Where the word "sostenible" occurs in a line, return that line.

### Material for the task
[Begin]

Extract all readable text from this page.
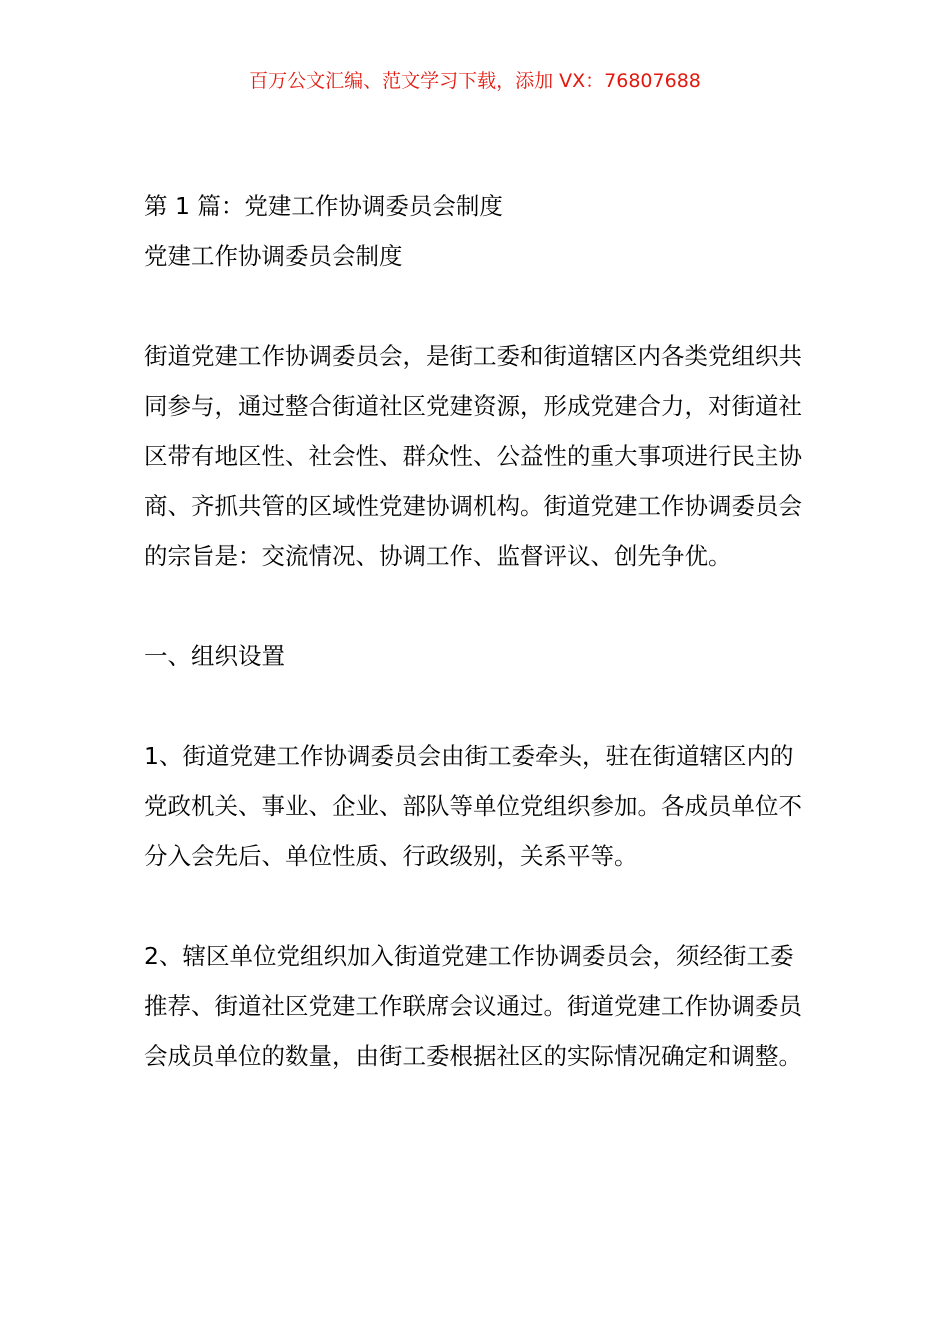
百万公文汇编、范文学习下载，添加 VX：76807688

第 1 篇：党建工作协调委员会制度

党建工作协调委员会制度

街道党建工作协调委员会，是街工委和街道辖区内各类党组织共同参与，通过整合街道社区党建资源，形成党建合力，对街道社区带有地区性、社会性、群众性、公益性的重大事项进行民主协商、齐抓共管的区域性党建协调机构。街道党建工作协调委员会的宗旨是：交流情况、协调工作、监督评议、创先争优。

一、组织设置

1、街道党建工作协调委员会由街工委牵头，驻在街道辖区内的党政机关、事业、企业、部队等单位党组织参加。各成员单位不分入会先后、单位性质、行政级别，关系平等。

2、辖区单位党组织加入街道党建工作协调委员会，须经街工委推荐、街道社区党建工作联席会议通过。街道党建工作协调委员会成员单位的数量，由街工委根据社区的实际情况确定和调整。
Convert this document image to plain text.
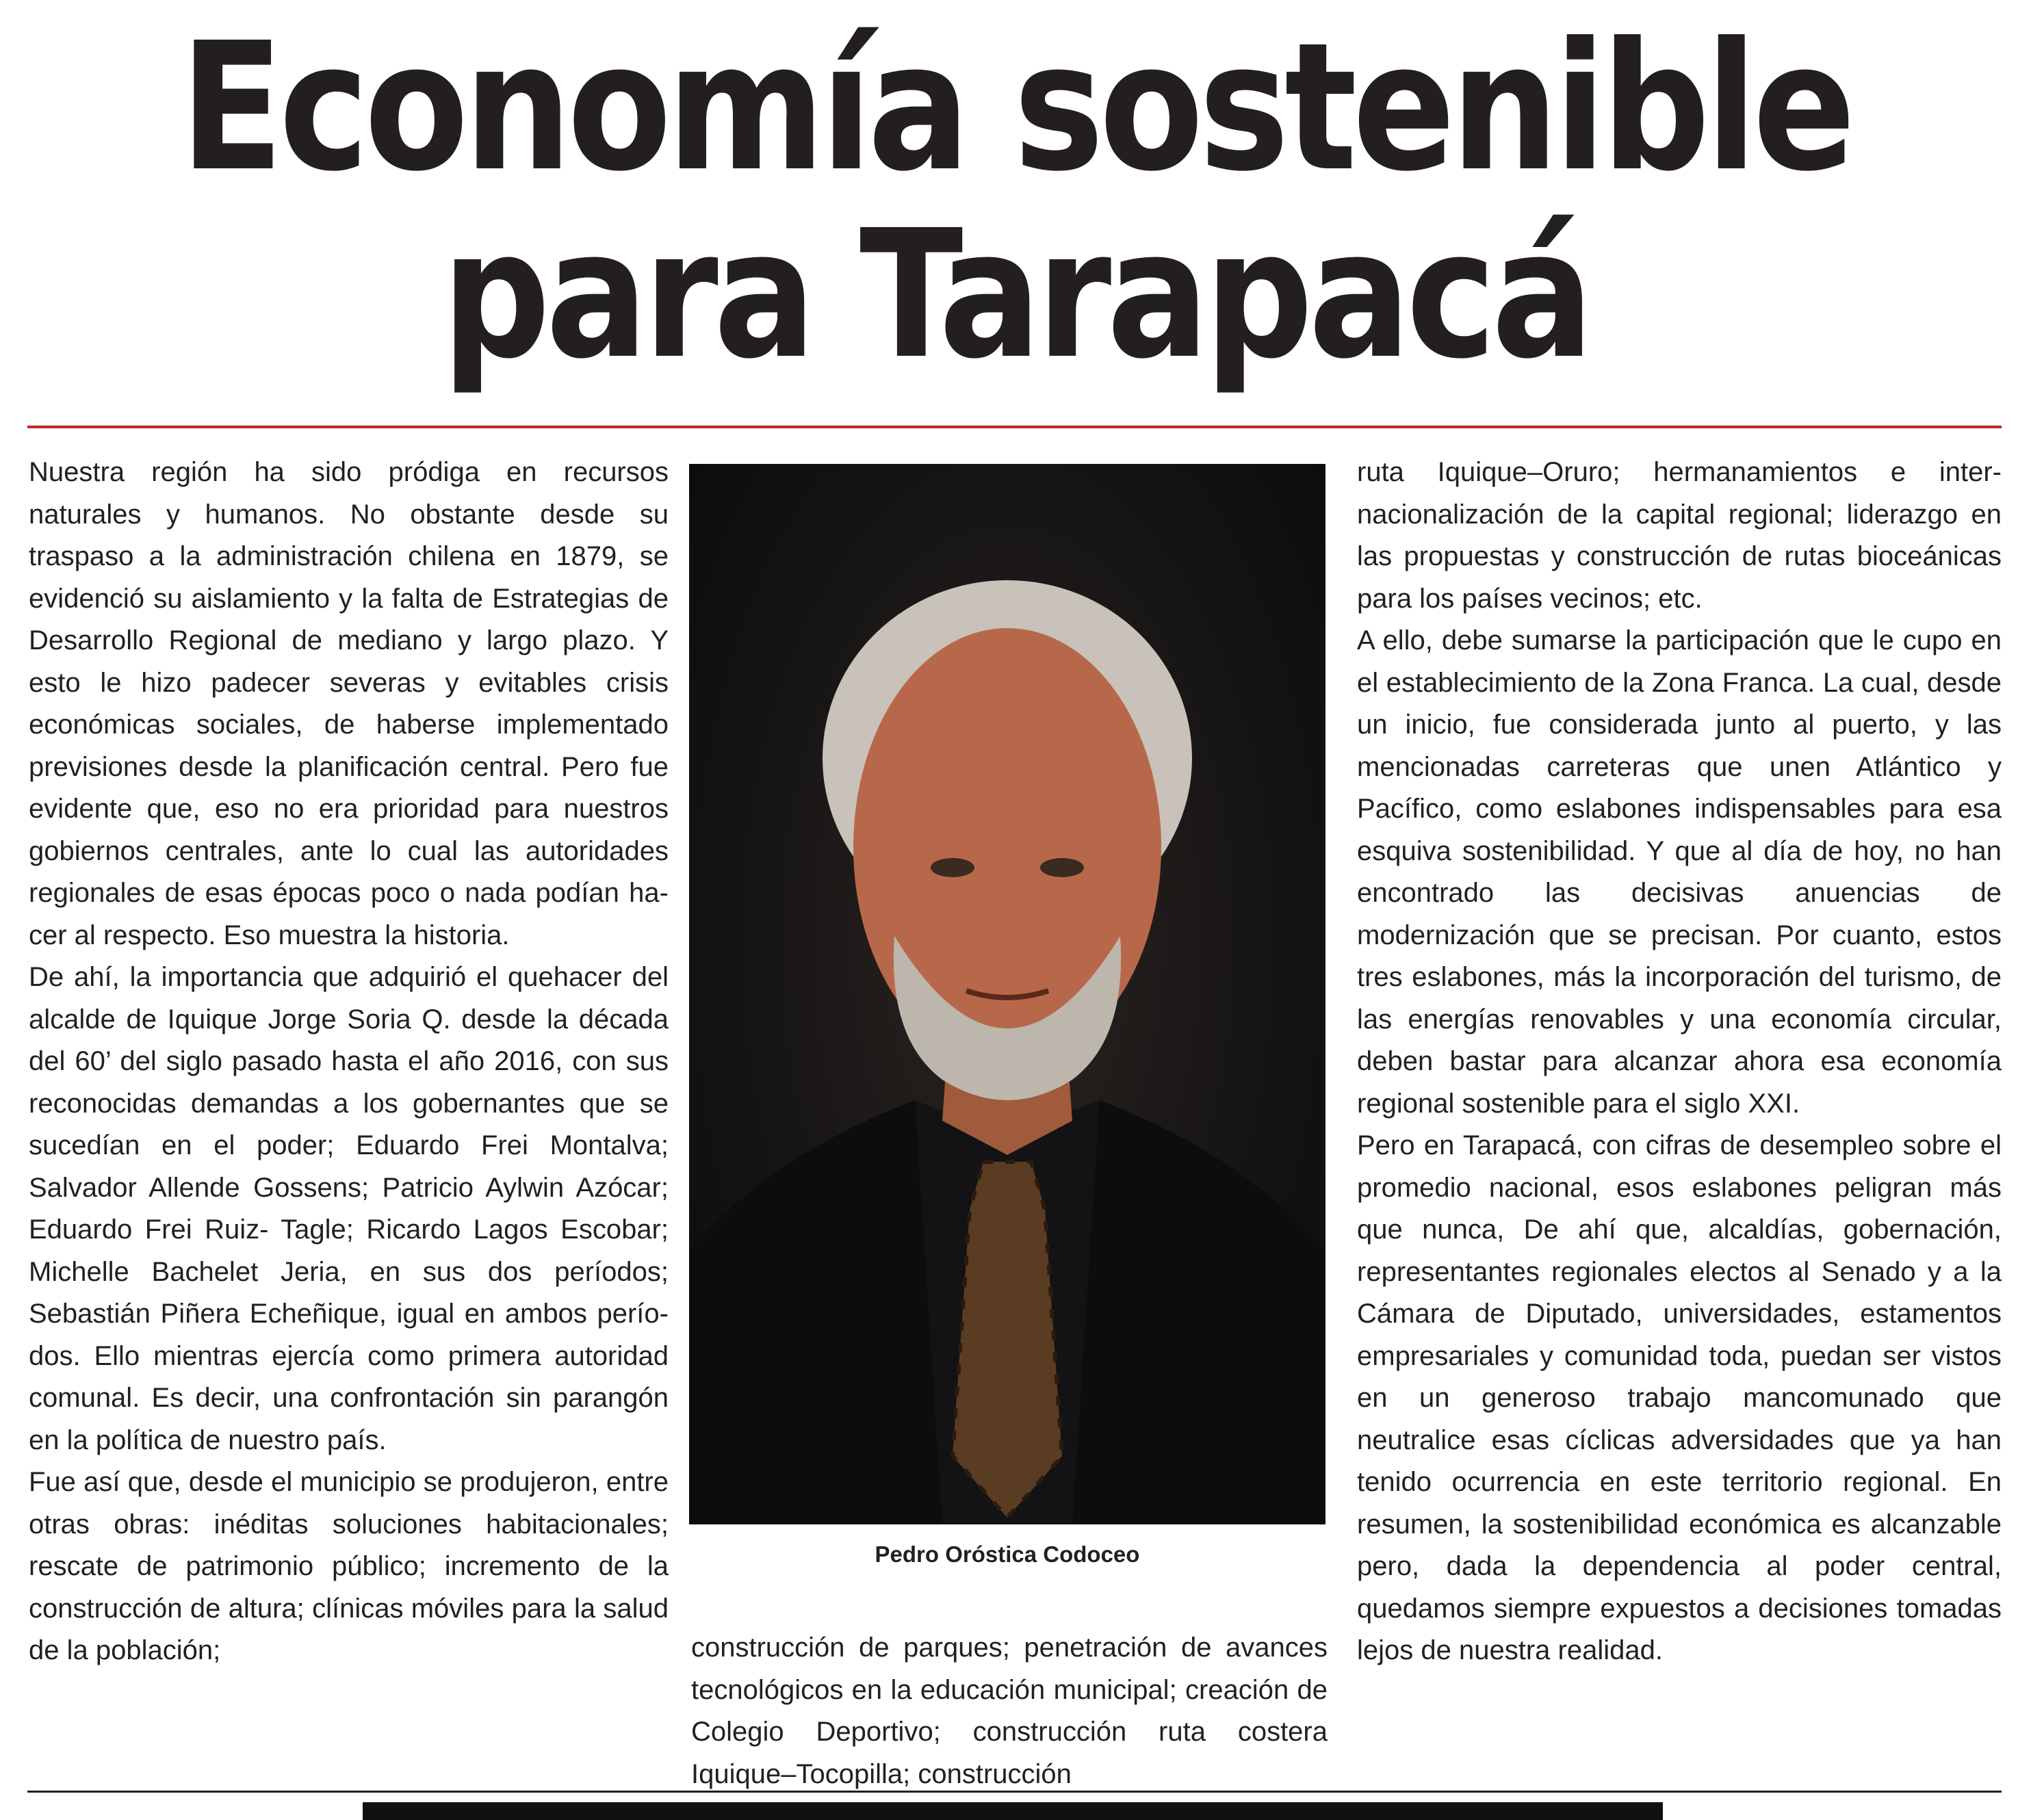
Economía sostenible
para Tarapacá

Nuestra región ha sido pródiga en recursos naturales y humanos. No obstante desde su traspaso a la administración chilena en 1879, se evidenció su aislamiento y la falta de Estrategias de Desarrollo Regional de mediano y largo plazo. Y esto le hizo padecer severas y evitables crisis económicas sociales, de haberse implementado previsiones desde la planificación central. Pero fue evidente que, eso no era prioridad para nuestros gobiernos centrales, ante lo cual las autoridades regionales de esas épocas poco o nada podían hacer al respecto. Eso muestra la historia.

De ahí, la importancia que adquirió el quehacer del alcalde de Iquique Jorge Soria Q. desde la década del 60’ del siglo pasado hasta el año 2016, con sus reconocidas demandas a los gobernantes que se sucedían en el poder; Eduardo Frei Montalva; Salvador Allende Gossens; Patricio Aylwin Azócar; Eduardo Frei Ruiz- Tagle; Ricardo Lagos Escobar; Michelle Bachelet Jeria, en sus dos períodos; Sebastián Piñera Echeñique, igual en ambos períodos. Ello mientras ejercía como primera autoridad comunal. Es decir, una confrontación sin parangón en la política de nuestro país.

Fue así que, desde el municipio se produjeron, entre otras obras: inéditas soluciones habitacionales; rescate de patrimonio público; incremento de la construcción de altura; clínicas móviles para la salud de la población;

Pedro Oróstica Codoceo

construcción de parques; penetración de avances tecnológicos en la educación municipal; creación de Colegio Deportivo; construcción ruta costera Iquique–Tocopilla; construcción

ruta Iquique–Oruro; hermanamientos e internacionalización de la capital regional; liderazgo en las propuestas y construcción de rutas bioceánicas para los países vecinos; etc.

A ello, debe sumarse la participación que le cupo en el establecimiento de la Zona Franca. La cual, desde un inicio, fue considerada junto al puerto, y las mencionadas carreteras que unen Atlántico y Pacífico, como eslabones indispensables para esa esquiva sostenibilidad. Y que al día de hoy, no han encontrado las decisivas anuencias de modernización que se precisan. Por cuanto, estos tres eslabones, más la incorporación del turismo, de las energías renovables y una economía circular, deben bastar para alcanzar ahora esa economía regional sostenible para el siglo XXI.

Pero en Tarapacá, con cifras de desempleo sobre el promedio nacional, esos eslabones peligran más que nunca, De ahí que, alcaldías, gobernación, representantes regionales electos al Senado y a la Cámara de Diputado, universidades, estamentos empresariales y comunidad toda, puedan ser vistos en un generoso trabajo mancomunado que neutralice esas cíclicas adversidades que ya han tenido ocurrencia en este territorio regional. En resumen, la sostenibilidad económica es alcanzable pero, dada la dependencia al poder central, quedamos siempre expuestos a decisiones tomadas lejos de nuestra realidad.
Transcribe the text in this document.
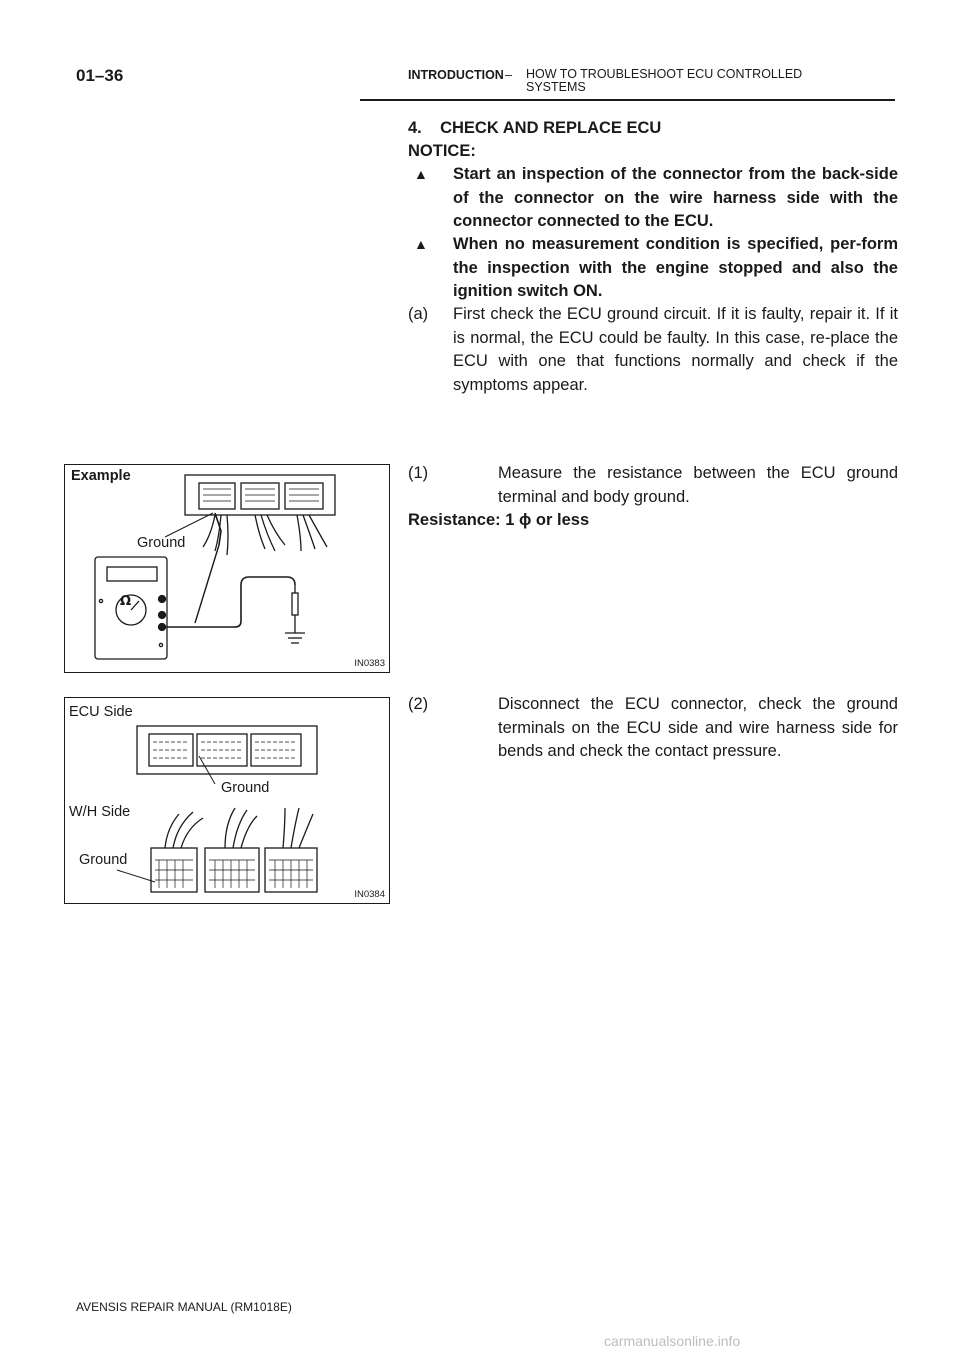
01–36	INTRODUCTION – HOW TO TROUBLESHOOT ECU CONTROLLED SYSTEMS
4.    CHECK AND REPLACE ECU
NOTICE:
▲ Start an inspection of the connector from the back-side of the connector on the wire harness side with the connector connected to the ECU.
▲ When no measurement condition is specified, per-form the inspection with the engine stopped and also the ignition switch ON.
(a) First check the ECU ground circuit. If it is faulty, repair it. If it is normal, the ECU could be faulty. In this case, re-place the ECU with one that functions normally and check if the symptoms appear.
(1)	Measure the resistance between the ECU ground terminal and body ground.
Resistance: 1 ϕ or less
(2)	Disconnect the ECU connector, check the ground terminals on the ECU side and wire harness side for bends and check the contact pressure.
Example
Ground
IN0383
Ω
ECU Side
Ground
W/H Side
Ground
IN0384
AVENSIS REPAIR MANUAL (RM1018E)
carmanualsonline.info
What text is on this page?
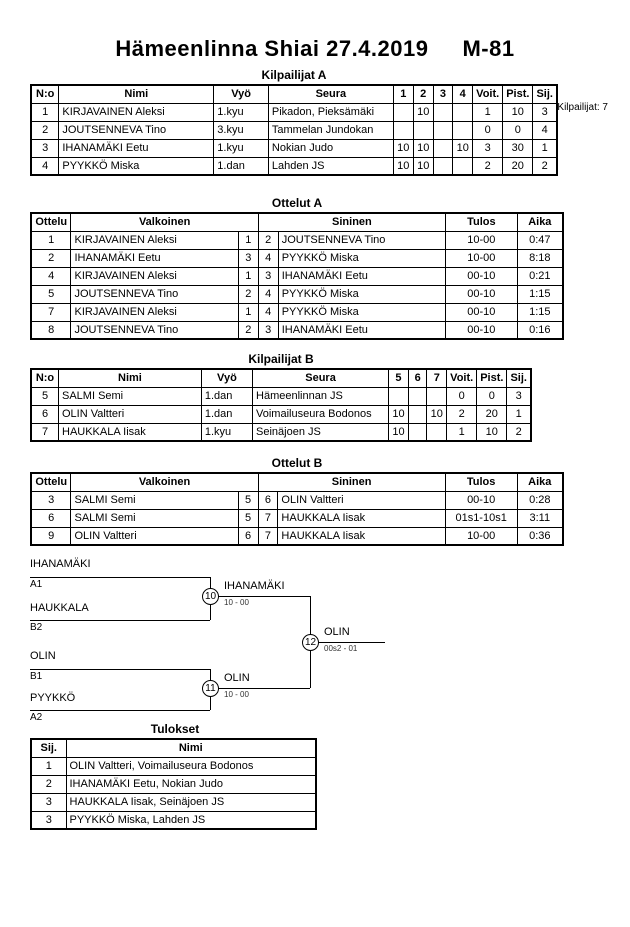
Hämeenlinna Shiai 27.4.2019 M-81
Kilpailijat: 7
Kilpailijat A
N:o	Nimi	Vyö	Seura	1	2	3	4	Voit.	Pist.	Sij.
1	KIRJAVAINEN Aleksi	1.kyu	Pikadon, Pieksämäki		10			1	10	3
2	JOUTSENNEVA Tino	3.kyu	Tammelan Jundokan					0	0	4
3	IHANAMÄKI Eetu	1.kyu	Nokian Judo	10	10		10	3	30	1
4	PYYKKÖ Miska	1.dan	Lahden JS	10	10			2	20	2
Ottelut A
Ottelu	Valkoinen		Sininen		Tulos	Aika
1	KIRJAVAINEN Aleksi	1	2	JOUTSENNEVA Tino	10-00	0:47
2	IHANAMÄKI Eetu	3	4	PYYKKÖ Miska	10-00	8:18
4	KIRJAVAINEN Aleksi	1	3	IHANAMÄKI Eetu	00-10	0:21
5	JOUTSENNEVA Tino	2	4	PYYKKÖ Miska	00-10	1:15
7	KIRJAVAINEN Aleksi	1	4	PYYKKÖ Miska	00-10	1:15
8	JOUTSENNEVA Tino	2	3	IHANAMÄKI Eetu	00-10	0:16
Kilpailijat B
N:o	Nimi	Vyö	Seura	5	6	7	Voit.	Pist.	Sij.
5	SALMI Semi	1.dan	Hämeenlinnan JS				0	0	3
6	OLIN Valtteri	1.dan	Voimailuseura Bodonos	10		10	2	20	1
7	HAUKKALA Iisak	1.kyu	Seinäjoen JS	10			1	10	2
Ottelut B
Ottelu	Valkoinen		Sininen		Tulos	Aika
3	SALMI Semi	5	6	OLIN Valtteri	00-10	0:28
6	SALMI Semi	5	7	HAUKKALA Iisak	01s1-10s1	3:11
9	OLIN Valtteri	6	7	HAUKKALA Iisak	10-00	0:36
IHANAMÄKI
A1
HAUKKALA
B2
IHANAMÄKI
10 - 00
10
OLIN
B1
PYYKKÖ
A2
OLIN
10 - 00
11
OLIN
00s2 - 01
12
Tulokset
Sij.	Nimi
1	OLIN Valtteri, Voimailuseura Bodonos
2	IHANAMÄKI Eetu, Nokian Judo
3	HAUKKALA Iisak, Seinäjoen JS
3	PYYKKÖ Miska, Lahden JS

[End]

### Reply to the exercise
Economía sostenible
A ello, debe sumarse la participación que le cupo en el establecimiento de la Zona Franca. La cual, desde un inicio, fue considerada junto al puerto, y las mencionadas carreteras que unen Atlántico y Pacífico, como eslabones indispensables para esa esquiva sostenibilidad. Y que al día de hoy, no han encontrado las decisivas anuencias de modernización que se precisan. Por cuanto, estos tres eslabones, más la incorporación del turismo, de las energías renovables y una economía circular, deben bastar para alcanzar ahora esa economía regional sostenible para el siglo XXI.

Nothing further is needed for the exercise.